Aim of the exercise: Output all records precisely as written.

Record extracts:
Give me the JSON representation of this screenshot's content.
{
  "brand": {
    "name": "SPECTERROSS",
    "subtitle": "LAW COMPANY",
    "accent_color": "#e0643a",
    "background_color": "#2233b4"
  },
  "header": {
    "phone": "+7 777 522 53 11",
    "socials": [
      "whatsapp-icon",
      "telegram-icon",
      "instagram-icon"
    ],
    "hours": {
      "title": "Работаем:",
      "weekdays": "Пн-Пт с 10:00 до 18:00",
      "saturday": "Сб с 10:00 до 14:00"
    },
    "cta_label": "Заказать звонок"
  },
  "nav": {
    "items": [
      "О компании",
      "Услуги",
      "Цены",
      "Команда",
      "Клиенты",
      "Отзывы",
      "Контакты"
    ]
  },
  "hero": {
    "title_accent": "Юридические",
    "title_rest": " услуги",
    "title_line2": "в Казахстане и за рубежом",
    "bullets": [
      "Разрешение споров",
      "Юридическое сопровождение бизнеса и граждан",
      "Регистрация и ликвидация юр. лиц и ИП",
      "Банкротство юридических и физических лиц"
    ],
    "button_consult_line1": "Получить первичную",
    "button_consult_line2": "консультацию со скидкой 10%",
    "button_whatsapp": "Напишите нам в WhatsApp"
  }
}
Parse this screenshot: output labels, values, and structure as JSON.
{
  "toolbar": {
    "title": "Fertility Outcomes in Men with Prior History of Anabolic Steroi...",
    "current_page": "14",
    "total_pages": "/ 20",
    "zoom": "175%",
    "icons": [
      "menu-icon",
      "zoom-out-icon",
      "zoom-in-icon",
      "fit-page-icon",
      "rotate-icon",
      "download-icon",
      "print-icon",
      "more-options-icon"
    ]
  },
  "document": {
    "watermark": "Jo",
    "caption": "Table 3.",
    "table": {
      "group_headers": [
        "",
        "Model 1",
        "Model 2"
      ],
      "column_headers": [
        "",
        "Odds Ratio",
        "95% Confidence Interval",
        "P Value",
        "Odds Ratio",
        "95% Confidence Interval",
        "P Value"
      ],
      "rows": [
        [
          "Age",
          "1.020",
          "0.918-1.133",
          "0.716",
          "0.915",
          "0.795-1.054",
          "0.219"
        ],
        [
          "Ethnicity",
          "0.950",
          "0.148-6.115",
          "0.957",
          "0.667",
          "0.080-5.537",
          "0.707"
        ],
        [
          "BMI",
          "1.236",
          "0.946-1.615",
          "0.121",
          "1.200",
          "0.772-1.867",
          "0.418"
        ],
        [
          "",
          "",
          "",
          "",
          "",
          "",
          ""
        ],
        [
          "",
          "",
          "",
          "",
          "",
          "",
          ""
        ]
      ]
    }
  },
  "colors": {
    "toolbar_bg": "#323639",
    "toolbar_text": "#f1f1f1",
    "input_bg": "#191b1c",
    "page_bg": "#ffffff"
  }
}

Solution to this exercise:
Give me the JSON representation of this screenshot's content.
{
  "brand": {
    "name": "SPECTERROSS",
    "subtitle": "LAW COMPANY",
    "accent_color": "#e0643a",
    "background_color": "#2233b4"
  },
  "header": {
    "phone": "+7 777 522 53 11",
    "socials": [
      "whatsapp-icon",
      "telegram-icon",
      "instagram-icon"
    ],
    "hours": {
      "title": "Работаем:",
      "weekdays": "Пн-Пт с 10:00 до 18:00",
      "saturday": "Сб с 10:00 до 14:00"
    },
    "cta_label": "Заказать звонок"
  },
  "nav": {
    "items": [
      "О компании",
      "Услуги",
      "Цены",
      "Команда",
      "Клиенты",
      "Отзывы",
      "Контакты"
    ]
  },
  "hero": {
    "title_accent": "Юридические",
    "title_rest": " услуги",
    "title_line2": "в Казахстане и за рубежом",
    "bullets": [
      "Разрешение споров",
      "Юридическое сопровождение бизнеса и граждан",
      "Регистрация и ликвидация юр. лиц и ИП",
      "Банкротство юридических и физических лиц"
    ],
    "button_consult_line1": "Получить первичную",
    "button_consult_line2": "консультацию со скидкой 10%",
    "button_whatsapp": "Напишите нам в WhatsApp"
  }
}
Parse this screenshot: output labels, values, and structure as JSON.
{
  "toolbar": {
    "title": "Fertility Outcomes in Men with Prior History of Anabolic Steroi...",
    "current_page": "14",
    "total_pages": "/ 20",
    "zoom": "175%",
    "icons": [
      "menu-icon",
      "zoom-out-icon",
      "zoom-in-icon",
      "fit-page-icon",
      "rotate-icon",
      "download-icon",
      "print-icon",
      "more-options-icon"
    ]
  },
  "document": {
    "watermark": "Jo",
    "caption": "Table 3.",
    "table": {
      "group_headers": [
        "",
        "Model 1",
        "Model 2"
      ],
      "column_headers": [
        "",
        "Odds Ratio",
        "95% Confidence Interval",
        "P Value",
        "Odds Ratio",
        "95% Confidence Interval",
        "P Value"
      ],
      "rows": [
        [
          "Age",
          "1.020",
          "0.918-1.133",
          "0.716",
          "0.915",
          "0.795-1.054",
          "0.219"
        ],
        [
          "Ethnicity",
          "0.950",
          "0.148-6.115",
          "0.957",
          "0.667",
          "0.080-5.537",
          "0.707"
        ],
        [
          "BMI",
          "1.236",
          "0.946-1.615",
          "0.121",
          "1.200",
          "0.772-1.867",
          "0.418"
        ],
        [
          "",
          "",
          "",
          "",
          "",
          "",
          ""
        ],
        [
          "",
          "",
          "",
          "",
          "",
          "",
          ""
        ]
      ]
    }
  },
  "colors": {
    "toolbar_bg": "#323639",
    "toolbar_text": "#f1f1f1",
    "input_bg": "#191b1c",
    "page_bg": "#ffffff"
  }
}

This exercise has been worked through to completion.